● **Instructions to follow**
Make an exact copy of the lines below.

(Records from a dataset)
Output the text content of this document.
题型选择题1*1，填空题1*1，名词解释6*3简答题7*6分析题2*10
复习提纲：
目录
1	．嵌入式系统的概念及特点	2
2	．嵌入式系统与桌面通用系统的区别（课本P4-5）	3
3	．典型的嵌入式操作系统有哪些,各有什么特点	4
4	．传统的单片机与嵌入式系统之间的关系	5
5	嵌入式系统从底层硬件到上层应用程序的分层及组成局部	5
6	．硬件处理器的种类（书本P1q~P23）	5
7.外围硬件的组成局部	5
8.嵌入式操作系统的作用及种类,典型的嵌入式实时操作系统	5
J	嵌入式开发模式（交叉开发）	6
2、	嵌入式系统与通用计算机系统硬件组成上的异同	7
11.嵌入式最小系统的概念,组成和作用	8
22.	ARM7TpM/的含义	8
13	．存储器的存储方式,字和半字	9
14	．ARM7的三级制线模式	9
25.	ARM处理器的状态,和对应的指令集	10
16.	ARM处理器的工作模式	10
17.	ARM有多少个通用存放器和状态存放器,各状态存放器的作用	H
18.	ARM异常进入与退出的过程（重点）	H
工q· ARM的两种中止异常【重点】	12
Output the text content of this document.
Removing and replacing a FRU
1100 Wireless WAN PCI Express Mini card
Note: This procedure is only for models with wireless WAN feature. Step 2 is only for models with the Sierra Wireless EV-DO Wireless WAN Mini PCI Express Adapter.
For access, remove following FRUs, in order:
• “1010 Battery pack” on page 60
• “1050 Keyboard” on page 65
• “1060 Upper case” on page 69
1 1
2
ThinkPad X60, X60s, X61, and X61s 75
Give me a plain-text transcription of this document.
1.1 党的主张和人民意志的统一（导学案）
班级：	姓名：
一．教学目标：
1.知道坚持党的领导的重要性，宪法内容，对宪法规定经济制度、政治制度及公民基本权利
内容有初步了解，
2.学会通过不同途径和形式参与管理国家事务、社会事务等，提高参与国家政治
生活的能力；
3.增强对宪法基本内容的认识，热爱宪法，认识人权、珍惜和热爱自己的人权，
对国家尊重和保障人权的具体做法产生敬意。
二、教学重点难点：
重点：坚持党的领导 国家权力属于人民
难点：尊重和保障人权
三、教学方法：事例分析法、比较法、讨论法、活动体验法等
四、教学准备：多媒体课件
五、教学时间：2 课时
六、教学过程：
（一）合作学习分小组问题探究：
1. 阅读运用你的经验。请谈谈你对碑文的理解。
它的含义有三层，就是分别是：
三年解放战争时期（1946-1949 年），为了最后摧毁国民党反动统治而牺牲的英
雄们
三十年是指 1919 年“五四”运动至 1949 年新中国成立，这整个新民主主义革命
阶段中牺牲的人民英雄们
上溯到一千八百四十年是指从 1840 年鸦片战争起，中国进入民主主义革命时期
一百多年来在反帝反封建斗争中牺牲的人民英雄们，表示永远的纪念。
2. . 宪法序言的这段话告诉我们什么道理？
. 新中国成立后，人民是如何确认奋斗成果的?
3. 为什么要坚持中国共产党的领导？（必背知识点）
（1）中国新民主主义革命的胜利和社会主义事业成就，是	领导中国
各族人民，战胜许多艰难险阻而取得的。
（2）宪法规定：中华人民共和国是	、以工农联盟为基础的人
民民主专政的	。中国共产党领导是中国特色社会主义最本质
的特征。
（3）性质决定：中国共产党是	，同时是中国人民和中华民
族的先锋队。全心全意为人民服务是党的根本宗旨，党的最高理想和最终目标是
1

● **Reply to the task**
Output the text content of this document.
题型选择题1*1，填空题1*1，名词解释6*3简答题7*6分析题2*10
复习提纲：
目录
1	．嵌入式系统的概念及特点	2
2	．嵌入式系统与桌面通用系统的区别（课本P4-5）	3
3	．典型的嵌入式操作系统有哪些,各有什么特点	4
4	．传统的单片机与嵌入式系统之间的关系	5
5	嵌入式系统从底层硬件到上层应用程序的分层及组成局部	5
6	．硬件处理器的种类（书本P1q~P23）	5
7.外围硬件的组成局部	5
8.嵌入式操作系统的作用及种类,典型的嵌入式实时操作系统	5
J	嵌入式开发模式（交叉开发）	6
2、	嵌入式系统与通用计算机系统硬件组成上的异同	7
11.嵌入式最小系统的概念,组成和作用	8
22.	ARM7TpM/的含义	8
13	．存储器的存储方式,字和半字	9
14	．ARM7的三级制线模式	9
25.	ARM处理器的状态,和对应的指令集	10
16.	ARM处理器的工作模式	10
17.	ARM有多少个通用存放器和状态存放器,各状态存放器的作用	H
18.	ARM异常进入与退出的过程（重点）	H
工q· ARM的两种中止异常【重点】	12
Output the text content of this document.
Removing and replacing a FRU
1100 Wireless WAN PCI Express Mini card
Note: This procedure is only for models with wireless WAN feature. Step 2 is only for models with the Sierra Wireless EV-DO Wireless WAN Mini PCI Express Adapter.
For access, remove following FRUs, in order:
• “1010 Battery pack” on page 60
• “1050 Keyboard” on page 65
• “1060 Upper case” on page 69
1 1
2
ThinkPad X60, X60s, X61, and X61s 75
Give me a plain-text transcription of this document.
1.1 党的主张和人民意志的统一（导学案）
班级：	姓名：
一．教学目标：
1.知道坚持党的领导的重要性，宪法内容，对宪法规定经济制度、政治制度及公民基本权利
内容有初步了解，
2.学会通过不同途径和形式参与管理国家事务、社会事务等，提高参与国家政治
生活的能力；
3.增强对宪法基本内容的认识，热爱宪法，认识人权、珍惜和热爱自己的人权，
对国家尊重和保障人权的具体做法产生敬意。
二、教学重点难点：
重点：坚持党的领导 国家权力属于人民
难点：尊重和保障人权
三、教学方法：事例分析法、比较法、讨论法、活动体验法等
四、教学准备：多媒体课件
五、教学时间：2 课时
六、教学过程：
（一）合作学习分小组问题探究：
1. 阅读运用你的经验。请谈谈你对碑文的理解。
它的含义有三层，就是分别是：
三年解放战争时期（1946-1949 年），为了最后摧毁国民党反动统治而牺牲的英
雄们
三十年是指 1919 年“五四”运动至 1949 年新中国成立，这整个新民主主义革命
阶段中牺牲的人民英雄们
上溯到一千八百四十年是指从 1840 年鸦片战争起，中国进入民主主义革命时期
一百多年来在反帝反封建斗争中牺牲的人民英雄们，表示永远的纪念。
2. . 宪法序言的这段话告诉我们什么道理？
. 新中国成立后，人民是如何确认奋斗成果的?
3. 为什么要坚持中国共产党的领导？（必背知识点）
（1）中国新民主主义革命的胜利和社会主义事业成就，是	领导中国
各族人民，战胜许多艰难险阻而取得的。
（2）宪法规定：中华人民共和国是	、以工农联盟为基础的人
民民主专政的	。中国共产党领导是中国特色社会主义最本质
的特征。
（3）性质决定：中国共产党是	，同时是中国人民和中华民
族的先锋队。全心全意为人民服务是党的根本宗旨，党的最高理想和最终目标是
1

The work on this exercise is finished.